Task requirements: Gather all lines with the word "JSON" in them.
─── Entries
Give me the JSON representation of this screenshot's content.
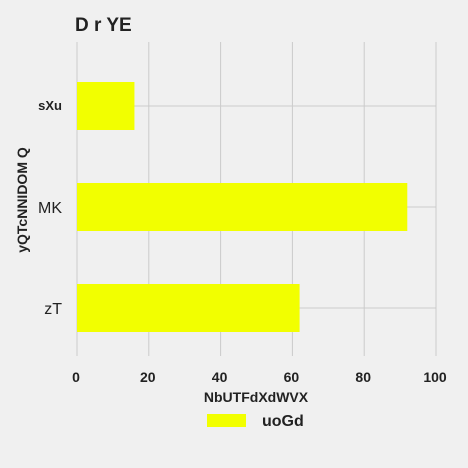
{
  "chart_data": {
    "type": "bar",
    "orientation": "horizontal",
    "title": "D r YE",
    "xlabel": "NbUTFdXdWVX",
    "ylabel": "yQTcNNIDOM Q",
    "categories": [
      "sXu",
      "MK",
      "zT"
    ],
    "series": [
      {
        "name": "uoGd",
        "values": [
          16,
          92,
          62
        ],
        "color": "#f2ff00"
      }
    ],
    "xlim": [
      0,
      100
    ],
    "xticks": [
      "0",
      "20",
      "40",
      "60",
      "80",
      "100"
    ],
    "grid": true,
    "legend_position": "bottom-center",
    "background": "#f0f0f0"
  }
}
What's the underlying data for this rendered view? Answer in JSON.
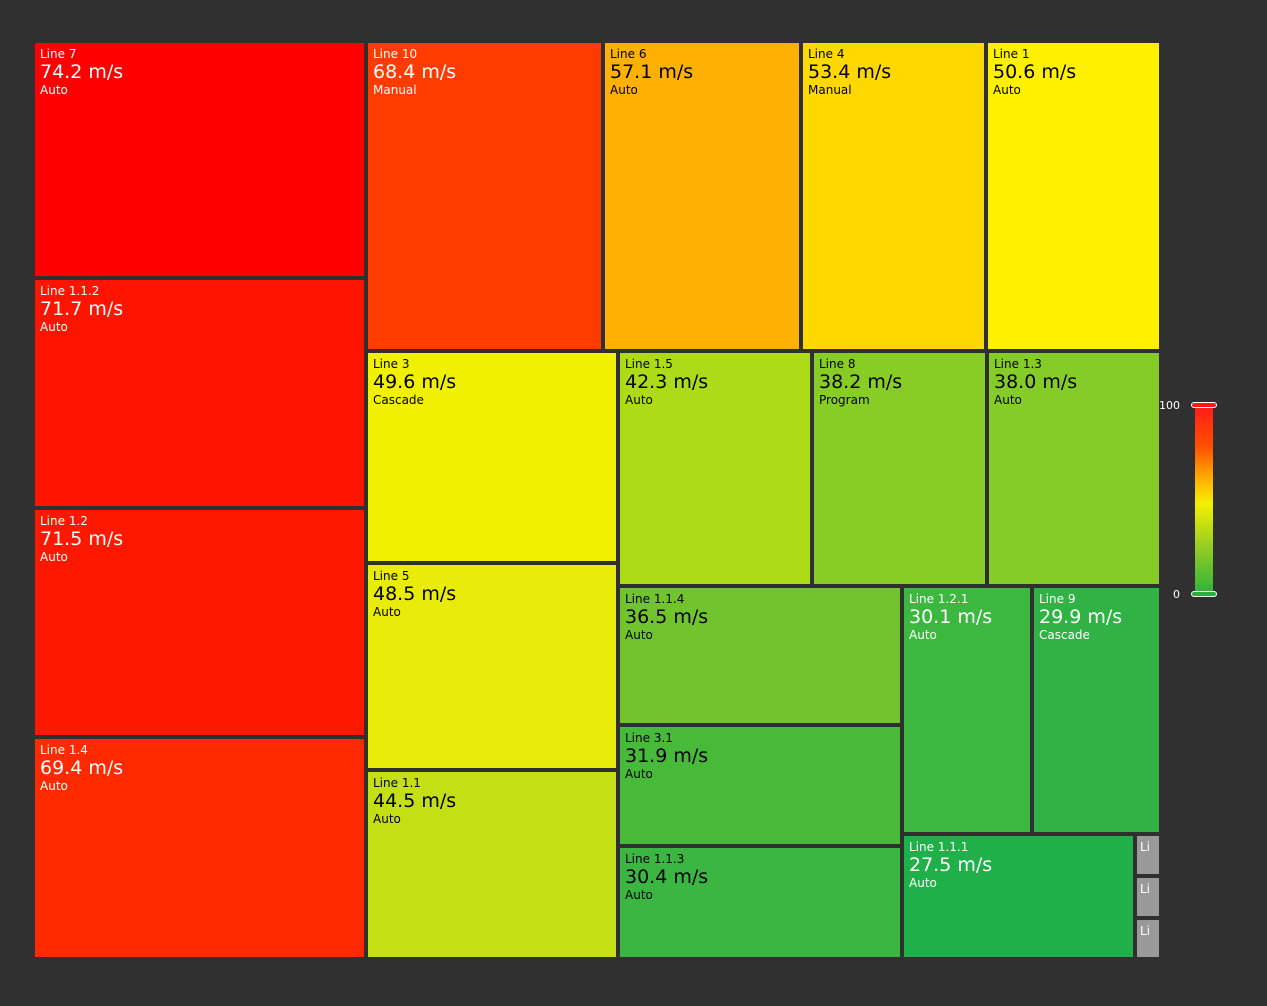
{
  "chart_data": {
    "type": "treemap",
    "unit": "m/s",
    "legend": {
      "max": 100,
      "min": 0,
      "max_label": "100",
      "min_label": "0",
      "placement": "right"
    },
    "tiles": [
      {
        "name": "Line 7",
        "value": "74.2 m/s",
        "mode": "Auto"
      },
      {
        "name": "Line 1.1.2",
        "value": "71.7 m/s",
        "mode": "Auto"
      },
      {
        "name": "Line 1.2",
        "value": "71.5 m/s",
        "mode": "Auto"
      },
      {
        "name": "Line 1.4",
        "value": "69.4 m/s",
        "mode": "Auto"
      },
      {
        "name": "Line 10",
        "value": "68.4 m/s",
        "mode": "Manual"
      },
      {
        "name": "Line 6",
        "value": "57.1 m/s",
        "mode": "Auto"
      },
      {
        "name": "Line 4",
        "value": "53.4 m/s",
        "mode": "Manual"
      },
      {
        "name": "Line 1",
        "value": "50.6 m/s",
        "mode": "Auto"
      },
      {
        "name": "Line 3",
        "value": "49.6 m/s",
        "mode": "Cascade"
      },
      {
        "name": "Line 5",
        "value": "48.5 m/s",
        "mode": "Auto"
      },
      {
        "name": "Line 1.1",
        "value": "44.5 m/s",
        "mode": "Auto"
      },
      {
        "name": "Line 1.5",
        "value": "42.3 m/s",
        "mode": "Auto"
      },
      {
        "name": "Line 8",
        "value": "38.2 m/s",
        "mode": "Program"
      },
      {
        "name": "Line 1.3",
        "value": "38.0 m/s",
        "mode": "Auto"
      },
      {
        "name": "Line 1.1.4",
        "value": "36.5 m/s",
        "mode": "Auto"
      },
      {
        "name": "Line 3.1",
        "value": "31.9 m/s",
        "mode": "Auto"
      },
      {
        "name": "Line 1.1.3",
        "value": "30.4 m/s",
        "mode": "Auto"
      },
      {
        "name": "Line 1.2.1",
        "value": "30.1 m/s",
        "mode": "Auto"
      },
      {
        "name": "Line 9",
        "value": "29.9 m/s",
        "mode": "Cascade"
      },
      {
        "name": "Line 1.1.1",
        "value": "27.5 m/s",
        "mode": "Auto"
      },
      {
        "name": "Li",
        "value": "",
        "mode": ""
      },
      {
        "name": "Li",
        "value": "",
        "mode": ""
      },
      {
        "name": "Li",
        "value": "",
        "mode": ""
      }
    ],
    "colors": {
      "Line 7": "#ff0000",
      "Line 1.1.2": "#ff1400",
      "Line 1.2": "#ff1800",
      "Line 1.4": "#ff2a00",
      "Line 10": "#ff3c00",
      "Line 6": "#ffb000",
      "Line 4": "#ffd800",
      "Line 1": "#fff000",
      "Line 3": "#f0f000",
      "Line 5": "#e8ec08",
      "Line 1.1": "#c4e014",
      "Line 1.5": "#aedb18",
      "Line 8": "#88cc26",
      "Line 1.3": "#86cc28",
      "Line 1.1.4": "#72c42e",
      "Line 3.1": "#48ba3a",
      "Line 1.1.3": "#3cb642",
      "Line 1.2.1": "#3cb840",
      "Line 9": "#30b244",
      "Line 1.1.1": "#20b04a",
      "Li": "#999999"
    }
  }
}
──────
Result of the exercise:
Give me the JSON representation of this screenshot's content.
What's the underlying data for this rendered view? Answer in JSON.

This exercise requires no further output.